TASK INPUTS =>
# # # # # # #

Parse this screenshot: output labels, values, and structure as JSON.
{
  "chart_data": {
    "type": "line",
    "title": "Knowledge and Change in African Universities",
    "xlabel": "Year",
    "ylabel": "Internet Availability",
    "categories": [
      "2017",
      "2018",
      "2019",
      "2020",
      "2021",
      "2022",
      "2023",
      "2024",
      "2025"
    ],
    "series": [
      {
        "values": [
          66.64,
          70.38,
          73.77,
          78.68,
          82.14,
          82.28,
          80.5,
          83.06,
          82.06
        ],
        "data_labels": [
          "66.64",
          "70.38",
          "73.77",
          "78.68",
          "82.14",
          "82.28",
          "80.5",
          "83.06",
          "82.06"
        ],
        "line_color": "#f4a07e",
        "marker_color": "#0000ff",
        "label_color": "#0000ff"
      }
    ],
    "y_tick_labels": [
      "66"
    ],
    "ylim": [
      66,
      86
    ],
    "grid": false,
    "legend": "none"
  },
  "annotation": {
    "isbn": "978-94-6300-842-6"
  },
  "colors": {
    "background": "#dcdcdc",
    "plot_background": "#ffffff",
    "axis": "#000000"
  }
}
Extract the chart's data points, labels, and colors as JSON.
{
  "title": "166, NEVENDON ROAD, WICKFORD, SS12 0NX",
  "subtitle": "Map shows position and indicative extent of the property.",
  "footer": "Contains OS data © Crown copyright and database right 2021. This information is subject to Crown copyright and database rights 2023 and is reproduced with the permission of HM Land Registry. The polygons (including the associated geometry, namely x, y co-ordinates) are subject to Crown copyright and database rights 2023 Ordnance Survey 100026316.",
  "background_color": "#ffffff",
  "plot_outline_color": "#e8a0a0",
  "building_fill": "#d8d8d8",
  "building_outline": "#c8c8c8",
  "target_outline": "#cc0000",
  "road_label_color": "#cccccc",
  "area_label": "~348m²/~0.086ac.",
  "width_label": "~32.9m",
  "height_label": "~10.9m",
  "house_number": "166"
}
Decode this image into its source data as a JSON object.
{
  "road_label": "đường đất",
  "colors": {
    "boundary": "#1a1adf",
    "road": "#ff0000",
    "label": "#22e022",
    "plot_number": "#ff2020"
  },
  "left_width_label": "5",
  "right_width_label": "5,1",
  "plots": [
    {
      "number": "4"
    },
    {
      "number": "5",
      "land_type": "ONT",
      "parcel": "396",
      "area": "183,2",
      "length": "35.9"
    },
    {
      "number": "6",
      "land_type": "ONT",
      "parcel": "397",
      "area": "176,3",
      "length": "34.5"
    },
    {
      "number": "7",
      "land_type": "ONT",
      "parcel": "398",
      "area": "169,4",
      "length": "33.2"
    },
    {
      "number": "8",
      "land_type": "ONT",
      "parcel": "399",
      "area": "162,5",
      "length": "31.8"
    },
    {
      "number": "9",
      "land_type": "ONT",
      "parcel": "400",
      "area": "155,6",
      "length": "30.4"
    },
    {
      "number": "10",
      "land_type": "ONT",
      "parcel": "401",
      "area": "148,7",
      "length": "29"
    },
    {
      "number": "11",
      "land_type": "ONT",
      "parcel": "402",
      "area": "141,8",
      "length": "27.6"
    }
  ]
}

# # # # # # #

YOUR INSTRUCTIONS => Reproduce each entry exactly, leaving out nothing.

TASK RESPONSE =>
Parse this screenshot: output labels, values, and structure as JSON.
{
  "chart_data": {
    "type": "line",
    "title": "Knowledge and Change in African Universities",
    "xlabel": "Year",
    "ylabel": "Internet Availability",
    "categories": [
      "2017",
      "2018",
      "2019",
      "2020",
      "2021",
      "2022",
      "2023",
      "2024",
      "2025"
    ],
    "series": [
      {
        "values": [
          66.64,
          70.38,
          73.77,
          78.68,
          82.14,
          82.28,
          80.5,
          83.06,
          82.06
        ],
        "data_labels": [
          "66.64",
          "70.38",
          "73.77",
          "78.68",
          "82.14",
          "82.28",
          "80.5",
          "83.06",
          "82.06"
        ],
        "line_color": "#f4a07e",
        "marker_color": "#0000ff",
        "label_color": "#0000ff"
      }
    ],
    "y_tick_labels": [
      "66"
    ],
    "ylim": [
      66,
      86
    ],
    "grid": false,
    "legend": "none"
  },
  "annotation": {
    "isbn": "978-94-6300-842-6"
  },
  "colors": {
    "background": "#dcdcdc",
    "plot_background": "#ffffff",
    "axis": "#000000"
  }
}
Extract the chart's data points, labels, and colors as JSON.
{
  "title": "166, NEVENDON ROAD, WICKFORD, SS12 0NX",
  "subtitle": "Map shows position and indicative extent of the property.",
  "footer": "Contains OS data © Crown copyright and database right 2021. This information is subject to Crown copyright and database rights 2023 and is reproduced with the permission of HM Land Registry. The polygons (including the associated geometry, namely x, y co-ordinates) are subject to Crown copyright and database rights 2023 Ordnance Survey 100026316.",
  "background_color": "#ffffff",
  "plot_outline_color": "#e8a0a0",
  "building_fill": "#d8d8d8",
  "building_outline": "#c8c8c8",
  "target_outline": "#cc0000",
  "road_label_color": "#cccccc",
  "area_label": "~348m²/~0.086ac.",
  "width_label": "~32.9m",
  "height_label": "~10.9m",
  "house_number": "166"
}
Decode this image into its source data as a JSON object.
{
  "road_label": "đường đất",
  "colors": {
    "boundary": "#1a1adf",
    "road": "#ff0000",
    "label": "#22e022",
    "plot_number": "#ff2020"
  },
  "left_width_label": "5",
  "right_width_label": "5,1",
  "plots": [
    {
      "number": "4"
    },
    {
      "number": "5",
      "land_type": "ONT",
      "parcel": "396",
      "area": "183,2",
      "length": "35.9"
    },
    {
      "number": "6",
      "land_type": "ONT",
      "parcel": "397",
      "area": "176,3",
      "length": "34.5"
    },
    {
      "number": "7",
      "land_type": "ONT",
      "parcel": "398",
      "area": "169,4",
      "length": "33.2"
    },
    {
      "number": "8",
      "land_type": "ONT",
      "parcel": "399",
      "area": "162,5",
      "length": "31.8"
    },
    {
      "number": "9",
      "land_type": "ONT",
      "parcel": "400",
      "area": "155,6",
      "length": "30.4"
    },
    {
      "number": "10",
      "land_type": "ONT",
      "parcel": "401",
      "area": "148,7",
      "length": "29"
    },
    {
      "number": "11",
      "land_type": "ONT",
      "parcel": "402",
      "area": "141,8",
      "length": "27.6"
    }
  ]
}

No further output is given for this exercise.